** TASK STATEMENT **
Wherever the string "왜냐하면" appears in a line, extract that line.

----------

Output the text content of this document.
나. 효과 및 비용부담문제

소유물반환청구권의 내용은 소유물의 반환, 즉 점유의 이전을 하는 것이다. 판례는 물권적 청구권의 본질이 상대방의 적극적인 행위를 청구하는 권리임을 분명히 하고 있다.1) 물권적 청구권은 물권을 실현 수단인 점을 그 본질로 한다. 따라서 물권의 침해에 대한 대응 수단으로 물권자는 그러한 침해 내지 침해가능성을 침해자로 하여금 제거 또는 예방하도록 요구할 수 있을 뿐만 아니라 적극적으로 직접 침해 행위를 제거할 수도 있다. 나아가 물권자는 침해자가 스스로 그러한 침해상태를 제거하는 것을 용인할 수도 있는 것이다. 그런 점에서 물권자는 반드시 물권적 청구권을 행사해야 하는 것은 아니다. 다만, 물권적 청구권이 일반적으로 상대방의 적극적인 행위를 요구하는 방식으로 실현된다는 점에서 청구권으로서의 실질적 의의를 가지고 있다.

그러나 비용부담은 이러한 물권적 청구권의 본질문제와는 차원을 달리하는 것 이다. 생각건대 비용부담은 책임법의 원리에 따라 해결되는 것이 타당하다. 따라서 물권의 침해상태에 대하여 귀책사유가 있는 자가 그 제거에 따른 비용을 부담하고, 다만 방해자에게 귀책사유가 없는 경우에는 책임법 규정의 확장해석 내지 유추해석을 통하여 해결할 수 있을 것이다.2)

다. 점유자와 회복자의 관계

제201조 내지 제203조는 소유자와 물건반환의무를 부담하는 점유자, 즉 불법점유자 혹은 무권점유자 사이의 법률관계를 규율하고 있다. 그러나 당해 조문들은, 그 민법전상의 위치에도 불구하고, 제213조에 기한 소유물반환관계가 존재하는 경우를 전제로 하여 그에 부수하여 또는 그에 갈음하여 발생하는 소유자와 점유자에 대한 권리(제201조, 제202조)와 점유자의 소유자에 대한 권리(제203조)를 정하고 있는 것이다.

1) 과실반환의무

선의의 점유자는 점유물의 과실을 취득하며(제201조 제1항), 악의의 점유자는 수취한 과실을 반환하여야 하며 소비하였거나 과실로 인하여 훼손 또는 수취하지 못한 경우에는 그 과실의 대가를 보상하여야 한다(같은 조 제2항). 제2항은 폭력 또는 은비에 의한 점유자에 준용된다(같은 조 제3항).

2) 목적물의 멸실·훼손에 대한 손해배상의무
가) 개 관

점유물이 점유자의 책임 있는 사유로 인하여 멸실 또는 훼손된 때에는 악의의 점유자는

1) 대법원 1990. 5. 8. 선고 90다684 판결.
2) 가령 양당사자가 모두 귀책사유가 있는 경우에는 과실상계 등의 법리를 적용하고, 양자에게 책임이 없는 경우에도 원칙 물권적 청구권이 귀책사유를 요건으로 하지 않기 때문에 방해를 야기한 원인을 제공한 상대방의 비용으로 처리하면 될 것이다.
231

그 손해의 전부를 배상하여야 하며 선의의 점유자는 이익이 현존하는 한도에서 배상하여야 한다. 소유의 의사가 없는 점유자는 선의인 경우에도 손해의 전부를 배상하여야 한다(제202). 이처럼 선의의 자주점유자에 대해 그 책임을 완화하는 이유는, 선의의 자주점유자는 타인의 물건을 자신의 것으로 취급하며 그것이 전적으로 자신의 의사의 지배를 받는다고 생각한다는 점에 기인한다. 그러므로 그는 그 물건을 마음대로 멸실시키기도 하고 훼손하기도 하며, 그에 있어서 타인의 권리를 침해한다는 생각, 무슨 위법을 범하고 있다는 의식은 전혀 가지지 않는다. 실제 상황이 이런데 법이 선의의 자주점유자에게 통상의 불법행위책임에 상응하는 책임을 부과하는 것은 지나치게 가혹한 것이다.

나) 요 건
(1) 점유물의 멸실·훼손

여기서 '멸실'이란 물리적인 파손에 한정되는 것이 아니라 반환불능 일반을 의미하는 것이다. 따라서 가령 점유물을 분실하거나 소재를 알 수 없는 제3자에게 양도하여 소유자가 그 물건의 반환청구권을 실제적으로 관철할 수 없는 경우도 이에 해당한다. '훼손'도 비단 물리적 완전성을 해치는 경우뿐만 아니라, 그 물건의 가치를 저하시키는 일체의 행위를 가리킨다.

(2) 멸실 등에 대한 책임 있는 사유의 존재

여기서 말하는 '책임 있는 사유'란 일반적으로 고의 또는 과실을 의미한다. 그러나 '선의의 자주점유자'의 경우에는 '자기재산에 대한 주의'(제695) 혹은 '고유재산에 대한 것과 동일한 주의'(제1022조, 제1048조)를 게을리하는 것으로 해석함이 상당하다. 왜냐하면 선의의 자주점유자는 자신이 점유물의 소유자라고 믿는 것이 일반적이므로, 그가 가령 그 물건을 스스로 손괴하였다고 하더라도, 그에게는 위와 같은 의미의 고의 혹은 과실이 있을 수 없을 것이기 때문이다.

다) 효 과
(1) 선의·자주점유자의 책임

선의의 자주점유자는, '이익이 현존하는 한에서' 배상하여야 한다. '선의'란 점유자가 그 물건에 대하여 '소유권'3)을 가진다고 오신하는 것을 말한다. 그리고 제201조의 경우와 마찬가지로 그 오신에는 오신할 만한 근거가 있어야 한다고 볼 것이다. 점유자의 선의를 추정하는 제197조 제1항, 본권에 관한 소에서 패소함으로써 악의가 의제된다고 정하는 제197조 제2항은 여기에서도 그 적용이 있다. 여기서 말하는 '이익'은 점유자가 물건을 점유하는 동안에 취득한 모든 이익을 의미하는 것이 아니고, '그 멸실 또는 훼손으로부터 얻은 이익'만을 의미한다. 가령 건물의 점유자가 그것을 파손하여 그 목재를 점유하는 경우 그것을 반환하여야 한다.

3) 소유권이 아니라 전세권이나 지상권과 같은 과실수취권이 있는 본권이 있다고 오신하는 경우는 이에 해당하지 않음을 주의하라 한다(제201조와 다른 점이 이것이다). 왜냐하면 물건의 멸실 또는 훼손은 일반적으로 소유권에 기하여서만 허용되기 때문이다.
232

----------

** ANSWER TO THE TASK **
여기서 말하는 '책임 있는 사유'란 일반적으로 고의 또는 과실을 의미한다. 그러나 '선의의 자주점유자'의 경우에는 '자기재산에 대한 주의'(제695) 혹은 '고유재산에 대한 것과 동일한 주의'(제1022조, 제1048조)를 게을리하는 것으로 해석함이 상당하다. 왜냐하면 선의의 자주점유자는 자신이 점유물의 소유자라고 믿는 것이 일반적이므로, 그가 가령 그 물건을 스스로 손괴하였다고 하더라도, 그에게는 위와 같은 의미의 고의 혹은 과실이 있을 수 없을 것이기 때문이다.
3) 소유권이 아니라 전세권이나 지상권과 같은 과실수취권이 있는 본권이 있다고 오신하는 경우는 이에 해당하지 않음을 주의하라 한다(제201조와 다른 점이 이것이다). 왜냐하면 물건의 멸실 또는 훼손은 일반적으로 소유권에 기하여서만 허용되기 때문이다.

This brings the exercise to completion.